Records
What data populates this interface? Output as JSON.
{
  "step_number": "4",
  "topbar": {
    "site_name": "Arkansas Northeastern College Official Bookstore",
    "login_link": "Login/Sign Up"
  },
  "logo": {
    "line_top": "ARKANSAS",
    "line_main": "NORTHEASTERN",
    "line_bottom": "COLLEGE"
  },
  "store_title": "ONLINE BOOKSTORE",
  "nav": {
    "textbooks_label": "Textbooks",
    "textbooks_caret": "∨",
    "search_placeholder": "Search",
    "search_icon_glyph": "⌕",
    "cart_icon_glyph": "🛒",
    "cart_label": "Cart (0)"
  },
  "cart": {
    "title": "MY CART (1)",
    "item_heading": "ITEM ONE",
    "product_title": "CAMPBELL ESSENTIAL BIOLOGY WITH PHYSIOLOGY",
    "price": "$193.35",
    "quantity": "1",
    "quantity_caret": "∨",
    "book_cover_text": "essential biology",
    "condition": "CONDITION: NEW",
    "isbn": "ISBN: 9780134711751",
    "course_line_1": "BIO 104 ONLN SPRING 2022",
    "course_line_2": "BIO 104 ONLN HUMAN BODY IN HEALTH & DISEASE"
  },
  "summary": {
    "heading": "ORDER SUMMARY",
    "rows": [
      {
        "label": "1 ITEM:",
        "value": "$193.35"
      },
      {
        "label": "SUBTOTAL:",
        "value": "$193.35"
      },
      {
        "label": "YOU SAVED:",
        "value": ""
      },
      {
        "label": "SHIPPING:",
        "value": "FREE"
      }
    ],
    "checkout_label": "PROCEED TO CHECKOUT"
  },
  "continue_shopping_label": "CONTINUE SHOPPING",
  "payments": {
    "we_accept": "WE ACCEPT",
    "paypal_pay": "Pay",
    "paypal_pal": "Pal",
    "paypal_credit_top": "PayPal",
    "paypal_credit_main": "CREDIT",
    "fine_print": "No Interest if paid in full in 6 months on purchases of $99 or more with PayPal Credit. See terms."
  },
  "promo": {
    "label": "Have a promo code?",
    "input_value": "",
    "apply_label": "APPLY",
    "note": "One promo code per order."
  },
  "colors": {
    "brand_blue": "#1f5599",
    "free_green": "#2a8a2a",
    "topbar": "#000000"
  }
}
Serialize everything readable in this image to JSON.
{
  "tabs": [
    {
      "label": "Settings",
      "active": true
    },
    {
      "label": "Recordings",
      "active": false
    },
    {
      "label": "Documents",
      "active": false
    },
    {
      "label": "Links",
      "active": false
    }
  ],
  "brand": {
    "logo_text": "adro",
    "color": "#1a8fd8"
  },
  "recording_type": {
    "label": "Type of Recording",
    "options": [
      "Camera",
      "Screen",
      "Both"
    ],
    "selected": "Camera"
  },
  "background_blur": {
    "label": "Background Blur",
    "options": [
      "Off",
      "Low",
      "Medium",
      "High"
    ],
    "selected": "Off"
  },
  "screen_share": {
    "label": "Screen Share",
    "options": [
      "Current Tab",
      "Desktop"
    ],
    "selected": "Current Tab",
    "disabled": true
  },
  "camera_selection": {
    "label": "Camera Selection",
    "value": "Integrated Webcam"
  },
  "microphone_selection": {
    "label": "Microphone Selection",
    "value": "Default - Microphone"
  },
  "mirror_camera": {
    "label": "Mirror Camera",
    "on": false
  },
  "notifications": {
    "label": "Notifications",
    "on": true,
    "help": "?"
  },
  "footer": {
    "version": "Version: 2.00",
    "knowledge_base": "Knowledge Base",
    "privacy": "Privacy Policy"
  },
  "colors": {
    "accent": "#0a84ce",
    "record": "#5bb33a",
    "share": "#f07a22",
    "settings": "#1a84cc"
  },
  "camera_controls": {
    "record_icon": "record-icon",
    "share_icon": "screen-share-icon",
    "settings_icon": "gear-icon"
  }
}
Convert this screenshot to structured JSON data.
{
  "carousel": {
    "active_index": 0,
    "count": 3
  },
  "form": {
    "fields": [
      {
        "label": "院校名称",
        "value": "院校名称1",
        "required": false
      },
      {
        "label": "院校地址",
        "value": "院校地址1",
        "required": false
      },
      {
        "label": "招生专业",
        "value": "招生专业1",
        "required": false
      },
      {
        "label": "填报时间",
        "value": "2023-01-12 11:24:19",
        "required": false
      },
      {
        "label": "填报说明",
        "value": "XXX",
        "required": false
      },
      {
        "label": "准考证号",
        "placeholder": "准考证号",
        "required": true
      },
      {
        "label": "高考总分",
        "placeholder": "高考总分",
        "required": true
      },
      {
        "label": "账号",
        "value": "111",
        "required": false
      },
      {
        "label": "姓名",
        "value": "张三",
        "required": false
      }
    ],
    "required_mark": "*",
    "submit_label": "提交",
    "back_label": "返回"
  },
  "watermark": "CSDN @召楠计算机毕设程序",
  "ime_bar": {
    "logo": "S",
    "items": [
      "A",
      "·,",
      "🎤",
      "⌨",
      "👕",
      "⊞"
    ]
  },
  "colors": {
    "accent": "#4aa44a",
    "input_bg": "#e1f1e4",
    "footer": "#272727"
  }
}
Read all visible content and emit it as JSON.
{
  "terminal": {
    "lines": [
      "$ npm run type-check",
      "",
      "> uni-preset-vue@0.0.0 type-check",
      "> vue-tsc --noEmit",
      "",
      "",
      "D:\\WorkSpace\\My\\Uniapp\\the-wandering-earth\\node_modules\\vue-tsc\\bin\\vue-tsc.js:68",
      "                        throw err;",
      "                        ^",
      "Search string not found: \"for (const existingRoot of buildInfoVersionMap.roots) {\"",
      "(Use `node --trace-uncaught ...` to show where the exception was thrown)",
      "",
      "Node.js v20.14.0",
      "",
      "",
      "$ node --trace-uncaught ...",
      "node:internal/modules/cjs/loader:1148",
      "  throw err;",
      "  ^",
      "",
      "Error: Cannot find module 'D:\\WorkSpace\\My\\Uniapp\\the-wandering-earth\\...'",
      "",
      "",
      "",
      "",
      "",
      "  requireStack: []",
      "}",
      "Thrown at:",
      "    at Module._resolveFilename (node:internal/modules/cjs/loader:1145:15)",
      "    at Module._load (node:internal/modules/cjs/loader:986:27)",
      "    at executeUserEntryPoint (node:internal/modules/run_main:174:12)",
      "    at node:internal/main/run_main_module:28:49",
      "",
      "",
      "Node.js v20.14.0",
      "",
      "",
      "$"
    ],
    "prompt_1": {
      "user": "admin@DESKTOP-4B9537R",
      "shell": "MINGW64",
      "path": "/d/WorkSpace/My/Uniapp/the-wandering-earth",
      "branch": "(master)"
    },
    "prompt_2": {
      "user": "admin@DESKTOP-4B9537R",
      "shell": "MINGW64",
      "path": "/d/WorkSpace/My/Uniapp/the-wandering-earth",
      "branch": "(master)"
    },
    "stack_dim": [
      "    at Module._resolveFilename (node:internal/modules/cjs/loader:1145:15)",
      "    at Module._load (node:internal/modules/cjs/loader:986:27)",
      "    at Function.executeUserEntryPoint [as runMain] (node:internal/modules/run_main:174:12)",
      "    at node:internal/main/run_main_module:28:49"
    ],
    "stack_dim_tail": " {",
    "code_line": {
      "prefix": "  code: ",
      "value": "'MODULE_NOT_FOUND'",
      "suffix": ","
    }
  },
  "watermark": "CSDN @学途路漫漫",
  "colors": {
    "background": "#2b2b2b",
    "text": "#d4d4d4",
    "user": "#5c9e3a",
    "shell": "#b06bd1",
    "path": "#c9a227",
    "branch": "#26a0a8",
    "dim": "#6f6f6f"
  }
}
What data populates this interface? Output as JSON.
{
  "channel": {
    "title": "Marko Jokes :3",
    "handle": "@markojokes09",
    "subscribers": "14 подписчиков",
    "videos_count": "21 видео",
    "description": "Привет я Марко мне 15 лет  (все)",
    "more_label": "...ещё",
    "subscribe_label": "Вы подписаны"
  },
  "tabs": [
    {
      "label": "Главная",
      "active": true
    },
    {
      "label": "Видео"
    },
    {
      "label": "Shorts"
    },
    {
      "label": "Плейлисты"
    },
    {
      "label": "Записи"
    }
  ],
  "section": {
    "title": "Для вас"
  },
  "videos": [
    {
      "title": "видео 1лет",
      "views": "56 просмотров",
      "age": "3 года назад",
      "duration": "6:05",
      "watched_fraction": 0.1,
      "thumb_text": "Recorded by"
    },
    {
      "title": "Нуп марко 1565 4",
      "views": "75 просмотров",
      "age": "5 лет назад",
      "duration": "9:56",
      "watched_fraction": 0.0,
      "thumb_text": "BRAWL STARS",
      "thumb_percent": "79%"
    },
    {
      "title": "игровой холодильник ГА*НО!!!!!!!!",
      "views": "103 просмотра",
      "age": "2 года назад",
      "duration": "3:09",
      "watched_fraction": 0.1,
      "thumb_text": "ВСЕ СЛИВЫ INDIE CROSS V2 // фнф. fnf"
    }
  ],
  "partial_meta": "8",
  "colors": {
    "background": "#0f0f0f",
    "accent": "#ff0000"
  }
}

TASK TO CARRY OUT
Scan the lines above for "earth", then copy every one that has it.

FULL RESPONSE
      "D:\\WorkSpace\\My\\Uniapp\\the-wandering-earth\\node_modules\\vue-tsc\\bin\\vue-tsc.js:68",
      "Error: Cannot find module 'D:\\WorkSpace\\My\\Uniapp\\the-wandering-earth\\...'",
      "path": "/d/WorkSpace/My/Uniapp/the-wandering-earth",
      "path": "/d/WorkSpace/My/Uniapp/the-wandering-earth",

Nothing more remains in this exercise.